(Layout records)
--------------------
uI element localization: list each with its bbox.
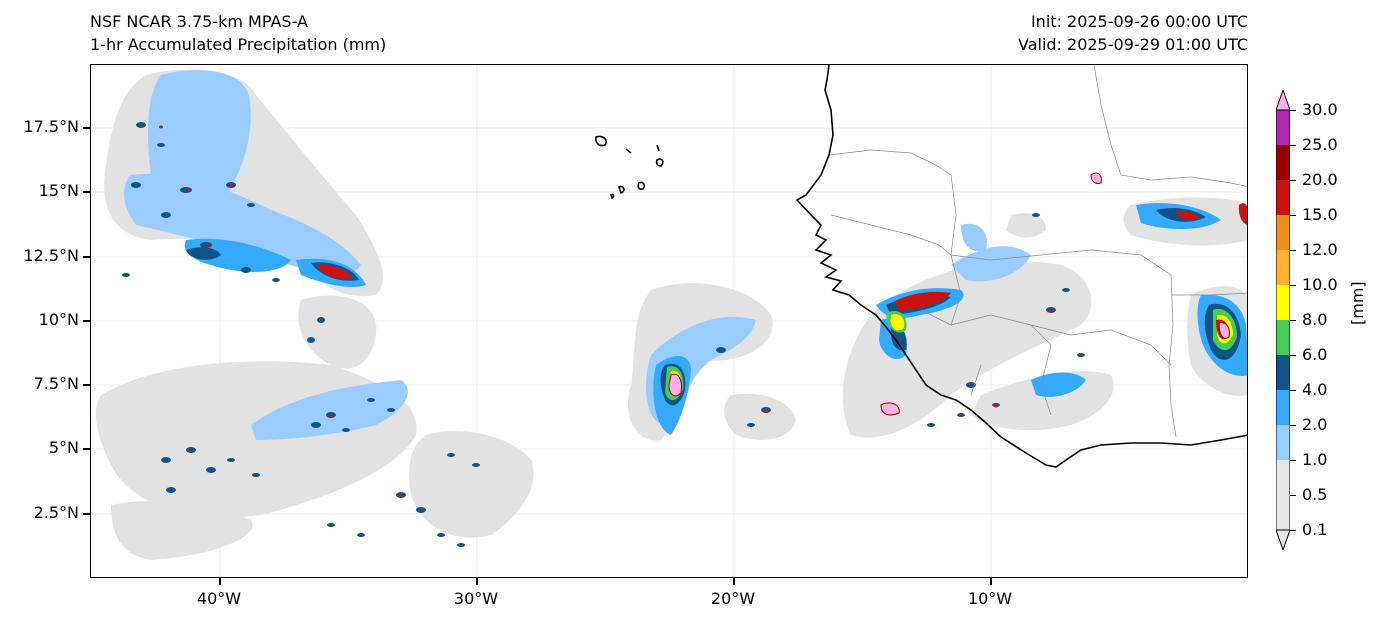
lat-tick-mark: [83, 256, 90, 258]
colorbar-swatch: [1276, 425, 1290, 460]
colorbar-swatch: [1276, 390, 1290, 425]
colorbar-tick: [1290, 495, 1296, 496]
colorbar-swatch: [1276, 355, 1290, 390]
colorbar-tick: [1290, 425, 1296, 426]
colorbar-tick: [1290, 180, 1296, 181]
precip-red: [316, 203, 1247, 340]
colorbar-level-label: 25.0: [1302, 135, 1338, 154]
lat-tick-mark: [83, 127, 90, 129]
colorbar-tick: [1290, 250, 1296, 251]
colorbar-tick: [1290, 390, 1296, 391]
lon-tick-mark: [476, 578, 478, 585]
lat-tick-mark: [83, 513, 90, 515]
lat-label: 5°N: [48, 438, 79, 457]
colorbar-tick: [1290, 110, 1296, 111]
colorbar-tick: [1290, 320, 1296, 321]
lat-tick-mark: [83, 384, 90, 386]
colorbar-tick: [1290, 215, 1296, 216]
lon-tick-mark: [733, 578, 735, 585]
colorbar-level-label: 0.1: [1302, 520, 1328, 539]
lon-label: 40°W: [196, 589, 242, 608]
model-title: NSF NCAR 3.75-km MPAS-A: [90, 12, 308, 31]
colorbar-level-label: 30.0: [1302, 100, 1338, 119]
map-canvas: [91, 65, 1247, 577]
precip-pink: [668, 172, 1230, 416]
lon-label: 30°W: [453, 589, 499, 608]
colorbar-level-label: 0.5: [1302, 485, 1328, 504]
lat-label: 15°N: [38, 181, 79, 200]
colorbar-max-arrow: [1276, 90, 1290, 111]
colorbar-tick: [1290, 145, 1296, 146]
lon-label: 10°W: [967, 589, 1013, 608]
lat-label: 12.5°N: [23, 246, 79, 265]
colorbar-level-label: 6.0: [1302, 345, 1328, 364]
precip-light-blue: [124, 70, 1031, 440]
colorbar-level-label: 15.0: [1302, 205, 1338, 224]
scattered-cells: [122, 122, 1085, 547]
colorbar-tick: [1290, 285, 1296, 286]
lat-tick-mark: [83, 191, 90, 193]
init-time: Init: 2025-09-26 00:00 UTC: [1030, 12, 1248, 31]
colorbar-unit-label: [mm]: [1348, 281, 1367, 325]
lon-tick-mark: [219, 578, 221, 585]
colorbar-tick: [1290, 460, 1296, 461]
colorbar-level-label: 20.0: [1302, 170, 1338, 189]
colorbar-level-label: 4.0: [1302, 380, 1328, 399]
country-borders: [828, 65, 1247, 438]
colorbar-min-arrow: [1276, 529, 1290, 550]
colorbar: [1276, 90, 1290, 550]
lat-tick-mark: [83, 320, 90, 322]
colorbar-swatch: [1276, 320, 1290, 355]
lon-label: 20°W: [710, 589, 756, 608]
precip-light-areas: [95, 69, 1247, 560]
precipitation-map: [90, 64, 1248, 578]
lat-label: 2.5°N: [33, 503, 79, 522]
colorbar-tick: [1290, 530, 1296, 531]
lat-tick-mark: [83, 448, 90, 450]
colorbar-level-label: 8.0: [1302, 310, 1328, 329]
colorbar-swatch: [1276, 110, 1290, 145]
lat-label: 10°N: [38, 310, 79, 329]
lat-label: 17.5°N: [23, 117, 79, 136]
field-title: 1-hr Accumulated Precipitation (mm): [90, 35, 387, 54]
colorbar-swatch: [1276, 180, 1290, 215]
coastline: [595, 65, 1247, 468]
colorbar-tick: [1290, 355, 1296, 356]
colorbar-level-label: 12.0: [1302, 240, 1338, 259]
valid-time: Valid: 2025-09-29 01:00 UTC: [1017, 35, 1248, 54]
lat-label: 7.5°N: [33, 374, 79, 393]
colorbar-swatch: [1276, 145, 1290, 180]
colorbar-swatch: [1276, 215, 1290, 250]
colorbar-swatch: [1276, 285, 1290, 320]
colorbar-level-label: 10.0: [1302, 275, 1338, 294]
colorbar-level-label: 2.0: [1302, 415, 1328, 434]
lon-tick-mark: [990, 578, 992, 585]
colorbar-swatch: [1276, 250, 1290, 285]
colorbar-swatch: [1276, 460, 1290, 530]
colorbar-level-label: 1.0: [1302, 450, 1328, 469]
--------------------
TASK STATEMENT: Arrange all of the rows above as a JSON list of strings, one string for each line, with blank lines omitted. Leave the pictures out.

SOLVED PROBLEM:
[
  "uI element localization: list each with its bbox.",
  "lat-tick-mark: [83, 256, 90, 258]",
  "colorbar-swatch: [1276, 425, 1290, 460]",
  "colorbar-swatch: [1276, 390, 1290, 425]",
  "colorbar-tick: [1290, 495, 1296, 496]",
  "colorbar-swatch: [1276, 355, 1290, 390]",
  "colorbar-tick: [1290, 425, 1296, 426]",
  "colorbar-tick: [1290, 180, 1296, 181]",
  "precip-red: [316, 203, 1247, 340]",
  "colorbar-level-label: 25.0: [1302, 135, 1338, 154]",
  "lat-tick-mark: [83, 127, 90, 129]",
  "colorbar-tick: [1290, 250, 1296, 251]",
  "colorbar-tick: [1290, 390, 1296, 391]",
  "lon-tick-mark: [476, 578, 478, 585]",
  "lat-tick-mark: [83, 513, 90, 515]",
  "lat-label: 5°N: [48, 438, 79, 457]",
  "colorbar-tick: [1290, 110, 1296, 111]",
  "colorbar-tick: [1290, 320, 1296, 321]",
  "lat-tick-mark: [83, 384, 90, 386]",
  "colorbar-tick: [1290, 215, 1296, 216]",
  "lon-tick-mark: [733, 578, 735, 585]",
  "colorbar-level-label: 0.1: [1302, 520, 1328, 539]",
  "lon-label: 40°W: [196, 589, 242, 608]",
  "model-title: NSF NCAR 3.75-km MPAS-A: [90, 12, 308, 31]",
  "colorbar-level-label: 30.0: [1302, 100, 1338, 119]",
  "map-canvas: [91, 65, 1247, 577]",
  "precip-pink: [668, 172, 1230, 416]",
  "lon-label: 30°W: [453, 589, 499, 608]",
  "colorbar-level-label: 0.5: [1302, 485, 1328, 504]",
  "lat-label: 15°N: [38, 181, 79, 200]",
  "colorbar-max-arrow: [1276, 90, 1290, 111]",
  "colorbar-tick: [1290, 145, 1296, 146]",
  "lon-label: 10°W: [967, 589, 1013, 608]",
  "lat-label: 12.5°N: [23, 246, 79, 265]",
  "colorbar-level-label: 6.0: [1302, 345, 1328, 364]",
  "precip-light-blue: [124, 70, 1031, 440]",
  "colorbar-level-label: 15.0: [1302, 205, 1338, 224]",
  "scattered-cells: [122, 122, 1085, 547]",
  "colorbar-tick: [1290, 285, 1296, 286]",
  "lat-tick-mark: [83, 191, 90, 193]",
  "init-time: Init: 2025-09-26 00:00 UTC: [1030, 12, 1248, 31]",
  "colorbar-unit-label: [mm]: [1348, 281, 1367, 325]",
  "lon-tick-mark: [219, 578, 221, 585]",
  "colorbar-tick: [1290, 460, 1296, 461]",
  "colorbar-level-label: 20.0: [1302, 170, 1338, 189]",
  "colorbar-level-label: 4.0: [1302, 380, 1328, 399]",
  "country-borders: [828, 65, 1247, 438]",
  "colorbar-min-arrow: [1276, 529, 1290, 550]",
  "colorbar: [1276, 90, 1290, 550]",
  "lat-tick-mark: [83, 320, 90, 322]",
  "colorbar-swatch: [1276, 320, 1290, 355]",
  "lon-label: 20°W: [710, 589, 756, 608]",
  "precip-light-areas: [95, 69, 1247, 560]",
  "precipitation-map: [90, 64, 1248, 578]",
  "lat-label: 2.5°N: [33, 503, 79, 522]",
  "colorbar-tick: [1290, 530, 1296, 531]",
  "lat-tick-mark: [83, 448, 90, 450]",
  "colorbar-level-label: 8.0: [1302, 310, 1328, 329]",
  "colorbar-swatch: [1276, 110, 1290, 145]",
  "lat-label: 10°N: [38, 310, 79, 329]",
  "lat-label: 17.5°N: [23, 117, 79, 136]",
  "field-title: 1-hr Accumulated Precipitation (mm): [90, 35, 387, 54]",
  "colorbar-swatch: [1276, 180, 1290, 215]",
  "coastline: [595, 65, 1247, 468]",
  "colorbar-tick: [1290, 355, 1296, 356]",
  "colorbar-level-label: 12.0: [1302, 240, 1338, 259]",
  "valid-time: Valid: 2025-09-29 01:00 UTC: [1017, 35, 1248, 54]",
  "lat-label: 7.5°N: [33, 374, 79, 393]",
  "colorbar-swatch: [1276, 145, 1290, 180]",
  "colorbar-swatch: [1276, 215, 1290, 250]",
  "colorbar-swatch: [1276, 285, 1290, 320]",
  "colorbar-level-label: 10.0: [1302, 275, 1338, 294]",
  "colorbar-level-label: 2.0: [1302, 415, 1328, 434]",
  "lon-tick-mark: [990, 578, 992, 585]",
  "colorbar-swatch: [1276, 250, 1290, 285]",
  "colorbar-swatch: [1276, 460, 1290, 530]",
  "colorbar-level-label: 1.0: [1302, 450, 1328, 469]"
]